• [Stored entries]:
------------------------------------------------
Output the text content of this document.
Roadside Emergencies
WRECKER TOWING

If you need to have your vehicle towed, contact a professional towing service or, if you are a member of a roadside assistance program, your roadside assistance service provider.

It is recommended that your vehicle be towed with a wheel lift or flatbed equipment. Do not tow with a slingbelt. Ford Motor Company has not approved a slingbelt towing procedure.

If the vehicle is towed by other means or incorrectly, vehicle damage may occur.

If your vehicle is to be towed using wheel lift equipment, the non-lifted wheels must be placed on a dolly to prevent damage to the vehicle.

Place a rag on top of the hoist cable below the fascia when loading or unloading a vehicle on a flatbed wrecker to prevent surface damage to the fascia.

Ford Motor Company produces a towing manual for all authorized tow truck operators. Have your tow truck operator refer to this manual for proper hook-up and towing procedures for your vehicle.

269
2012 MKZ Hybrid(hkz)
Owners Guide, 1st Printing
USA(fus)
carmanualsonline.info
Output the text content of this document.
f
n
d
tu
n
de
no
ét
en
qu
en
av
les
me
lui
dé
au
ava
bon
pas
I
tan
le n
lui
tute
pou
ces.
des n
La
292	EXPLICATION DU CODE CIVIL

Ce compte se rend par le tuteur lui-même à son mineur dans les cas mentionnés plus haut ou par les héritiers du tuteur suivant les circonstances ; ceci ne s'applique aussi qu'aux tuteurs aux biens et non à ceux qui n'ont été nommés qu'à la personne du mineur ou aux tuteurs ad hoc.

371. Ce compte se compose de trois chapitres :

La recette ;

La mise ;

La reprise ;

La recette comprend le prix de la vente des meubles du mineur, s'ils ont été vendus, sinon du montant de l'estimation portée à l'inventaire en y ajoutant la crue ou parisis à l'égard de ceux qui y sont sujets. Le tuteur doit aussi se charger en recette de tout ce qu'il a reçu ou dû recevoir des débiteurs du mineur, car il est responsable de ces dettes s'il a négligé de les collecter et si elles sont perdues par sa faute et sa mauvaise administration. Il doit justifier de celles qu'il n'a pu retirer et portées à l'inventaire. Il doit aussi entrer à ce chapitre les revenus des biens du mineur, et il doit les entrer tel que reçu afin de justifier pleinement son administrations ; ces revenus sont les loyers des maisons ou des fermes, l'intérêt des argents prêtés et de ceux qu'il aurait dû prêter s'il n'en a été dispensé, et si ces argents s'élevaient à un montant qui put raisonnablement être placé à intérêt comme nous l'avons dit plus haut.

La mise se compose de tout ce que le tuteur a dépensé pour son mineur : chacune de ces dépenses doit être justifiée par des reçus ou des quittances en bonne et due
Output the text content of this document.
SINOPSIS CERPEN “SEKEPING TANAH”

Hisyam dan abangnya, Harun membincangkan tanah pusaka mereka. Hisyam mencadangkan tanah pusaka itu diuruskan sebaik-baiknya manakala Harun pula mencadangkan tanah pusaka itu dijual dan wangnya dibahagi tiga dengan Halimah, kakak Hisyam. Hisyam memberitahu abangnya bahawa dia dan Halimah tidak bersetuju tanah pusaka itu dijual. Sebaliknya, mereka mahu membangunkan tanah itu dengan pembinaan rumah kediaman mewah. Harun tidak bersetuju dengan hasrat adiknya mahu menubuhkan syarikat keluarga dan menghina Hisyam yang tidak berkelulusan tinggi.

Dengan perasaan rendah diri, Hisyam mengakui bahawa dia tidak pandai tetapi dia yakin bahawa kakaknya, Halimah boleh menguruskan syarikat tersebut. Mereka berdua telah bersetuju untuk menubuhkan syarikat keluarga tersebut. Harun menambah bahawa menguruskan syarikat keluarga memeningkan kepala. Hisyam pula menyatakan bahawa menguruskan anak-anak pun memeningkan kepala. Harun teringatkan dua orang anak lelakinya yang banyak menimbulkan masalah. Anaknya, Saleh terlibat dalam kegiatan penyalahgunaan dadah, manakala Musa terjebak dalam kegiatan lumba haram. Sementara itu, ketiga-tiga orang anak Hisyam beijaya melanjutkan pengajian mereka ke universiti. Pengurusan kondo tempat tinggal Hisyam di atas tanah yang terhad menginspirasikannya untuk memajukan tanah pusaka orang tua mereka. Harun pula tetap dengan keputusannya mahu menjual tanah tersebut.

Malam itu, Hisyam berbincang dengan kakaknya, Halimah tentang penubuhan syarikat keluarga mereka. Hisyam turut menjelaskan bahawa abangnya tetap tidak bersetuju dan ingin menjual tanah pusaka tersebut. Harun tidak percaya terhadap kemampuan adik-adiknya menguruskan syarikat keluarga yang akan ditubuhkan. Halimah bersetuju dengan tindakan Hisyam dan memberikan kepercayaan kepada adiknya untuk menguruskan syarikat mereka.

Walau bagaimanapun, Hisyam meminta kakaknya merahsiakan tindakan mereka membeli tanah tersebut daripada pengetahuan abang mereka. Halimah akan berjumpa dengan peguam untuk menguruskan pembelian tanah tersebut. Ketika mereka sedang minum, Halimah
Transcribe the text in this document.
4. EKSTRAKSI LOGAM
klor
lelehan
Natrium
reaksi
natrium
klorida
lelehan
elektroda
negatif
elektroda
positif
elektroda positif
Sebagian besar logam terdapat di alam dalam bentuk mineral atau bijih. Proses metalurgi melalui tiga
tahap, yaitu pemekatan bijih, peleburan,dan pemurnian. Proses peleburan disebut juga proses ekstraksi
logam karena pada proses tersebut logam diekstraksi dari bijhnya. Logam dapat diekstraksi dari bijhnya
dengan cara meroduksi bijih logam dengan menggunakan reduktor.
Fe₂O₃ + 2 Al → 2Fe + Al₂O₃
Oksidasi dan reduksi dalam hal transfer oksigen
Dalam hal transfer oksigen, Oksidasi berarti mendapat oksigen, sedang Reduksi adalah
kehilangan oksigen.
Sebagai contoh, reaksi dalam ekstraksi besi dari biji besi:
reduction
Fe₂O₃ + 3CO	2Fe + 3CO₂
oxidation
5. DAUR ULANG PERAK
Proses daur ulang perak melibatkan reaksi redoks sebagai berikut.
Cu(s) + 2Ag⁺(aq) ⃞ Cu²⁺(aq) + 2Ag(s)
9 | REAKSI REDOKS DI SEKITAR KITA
------------------------------------------------
• [Task to complete]: Your task is to quote all of the data word for word.

• [Answer to the exercise]:
Output the text content of this document.
Roadside Emergencies
WRECKER TOWING

If you need to have your vehicle towed, contact a professional towing service or, if you are a member of a roadside assistance program, your roadside assistance service provider.

It is recommended that your vehicle be towed with a wheel lift or flatbed equipment. Do not tow with a slingbelt. Ford Motor Company has not approved a slingbelt towing procedure.

If the vehicle is towed by other means or incorrectly, vehicle damage may occur.

If your vehicle is to be towed using wheel lift equipment, the non-lifted wheels must be placed on a dolly to prevent damage to the vehicle.

Place a rag on top of the hoist cable below the fascia when loading or unloading a vehicle on a flatbed wrecker to prevent surface damage to the fascia.

Ford Motor Company produces a towing manual for all authorized tow truck operators. Have your tow truck operator refer to this manual for proper hook-up and towing procedures for your vehicle.

269
2012 MKZ Hybrid(hkz)
Owners Guide, 1st Printing
USA(fus)
carmanualsonline.info
Output the text content of this document.
f
n
d
tu
n
de
no
ét
en
qu
en
av
les
me
lui
dé
au
ava
bon
pas
I
tan
le n
lui
tute
pou
ces.
des n
La
292	EXPLICATION DU CODE CIVIL

Ce compte se rend par le tuteur lui-même à son mineur dans les cas mentionnés plus haut ou par les héritiers du tuteur suivant les circonstances ; ceci ne s'applique aussi qu'aux tuteurs aux biens et non à ceux qui n'ont été nommés qu'à la personne du mineur ou aux tuteurs ad hoc.

371. Ce compte se compose de trois chapitres :

La recette ;

La mise ;

La reprise ;

La recette comprend le prix de la vente des meubles du mineur, s'ils ont été vendus, sinon du montant de l'estimation portée à l'inventaire en y ajoutant la crue ou parisis à l'égard de ceux qui y sont sujets. Le tuteur doit aussi se charger en recette de tout ce qu'il a reçu ou dû recevoir des débiteurs du mineur, car il est responsable de ces dettes s'il a négligé de les collecter et si elles sont perdues par sa faute et sa mauvaise administration. Il doit justifier de celles qu'il n'a pu retirer et portées à l'inventaire. Il doit aussi entrer à ce chapitre les revenus des biens du mineur, et il doit les entrer tel que reçu afin de justifier pleinement son administrations ; ces revenus sont les loyers des maisons ou des fermes, l'intérêt des argents prêtés et de ceux qu'il aurait dû prêter s'il n'en a été dispensé, et si ces argents s'élevaient à un montant qui put raisonnablement être placé à intérêt comme nous l'avons dit plus haut.

La mise se compose de tout ce que le tuteur a dépensé pour son mineur : chacune de ces dépenses doit être justifiée par des reçus ou des quittances en bonne et due
Output the text content of this document.
SINOPSIS CERPEN “SEKEPING TANAH”

Hisyam dan abangnya, Harun membincangkan tanah pusaka mereka. Hisyam mencadangkan tanah pusaka itu diuruskan sebaik-baiknya manakala Harun pula mencadangkan tanah pusaka itu dijual dan wangnya dibahagi tiga dengan Halimah, kakak Hisyam. Hisyam memberitahu abangnya bahawa dia dan Halimah tidak bersetuju tanah pusaka itu dijual. Sebaliknya, mereka mahu membangunkan tanah itu dengan pembinaan rumah kediaman mewah. Harun tidak bersetuju dengan hasrat adiknya mahu menubuhkan syarikat keluarga dan menghina Hisyam yang tidak berkelulusan tinggi.

Dengan perasaan rendah diri, Hisyam mengakui bahawa dia tidak pandai tetapi dia yakin bahawa kakaknya, Halimah boleh menguruskan syarikat tersebut. Mereka berdua telah bersetuju untuk menubuhkan syarikat keluarga tersebut. Harun menambah bahawa menguruskan syarikat keluarga memeningkan kepala. Hisyam pula menyatakan bahawa menguruskan anak-anak pun memeningkan kepala. Harun teringatkan dua orang anak lelakinya yang banyak menimbulkan masalah. Anaknya, Saleh terlibat dalam kegiatan penyalahgunaan dadah, manakala Musa terjebak dalam kegiatan lumba haram. Sementara itu, ketiga-tiga orang anak Hisyam beijaya melanjutkan pengajian mereka ke universiti. Pengurusan kondo tempat tinggal Hisyam di atas tanah yang terhad menginspirasikannya untuk memajukan tanah pusaka orang tua mereka. Harun pula tetap dengan keputusannya mahu menjual tanah tersebut.

Malam itu, Hisyam berbincang dengan kakaknya, Halimah tentang penubuhan syarikat keluarga mereka. Hisyam turut menjelaskan bahawa abangnya tetap tidak bersetuju dan ingin menjual tanah pusaka tersebut. Harun tidak percaya terhadap kemampuan adik-adiknya menguruskan syarikat keluarga yang akan ditubuhkan. Halimah bersetuju dengan tindakan Hisyam dan memberikan kepercayaan kepada adiknya untuk menguruskan syarikat mereka.

Walau bagaimanapun, Hisyam meminta kakaknya merahsiakan tindakan mereka membeli tanah tersebut daripada pengetahuan abang mereka. Halimah akan berjumpa dengan peguam untuk menguruskan pembelian tanah tersebut. Ketika mereka sedang minum, Halimah
Transcribe the text in this document.
4. EKSTRAKSI LOGAM
klor
lelehan
Natrium
reaksi
natrium
klorida
lelehan
elektroda
negatif
elektroda
positif
elektroda positif
Sebagian besar logam terdapat di alam dalam bentuk mineral atau bijih. Proses metalurgi melalui tiga
tahap, yaitu pemekatan bijih, peleburan,dan pemurnian. Proses peleburan disebut juga proses ekstraksi
logam karena pada proses tersebut logam diekstraksi dari bijhnya. Logam dapat diekstraksi dari bijhnya
dengan cara meroduksi bijih logam dengan menggunakan reduktor.
Fe₂O₃ + 2 Al → 2Fe + Al₂O₃
Oksidasi dan reduksi dalam hal transfer oksigen
Dalam hal transfer oksigen, Oksidasi berarti mendapat oksigen, sedang Reduksi adalah
kehilangan oksigen.
Sebagai contoh, reaksi dalam ekstraksi besi dari biji besi:
reduction
Fe₂O₃ + 3CO	2Fe + 3CO₂
oxidation
5. DAUR ULANG PERAK
Proses daur ulang perak melibatkan reaksi redoks sebagai berikut.
Cu(s) + 2Ag⁺(aq) ⃞ Cu²⁺(aq) + 2Ag(s)
9 | REAKSI REDOKS DI SEKITAR KITA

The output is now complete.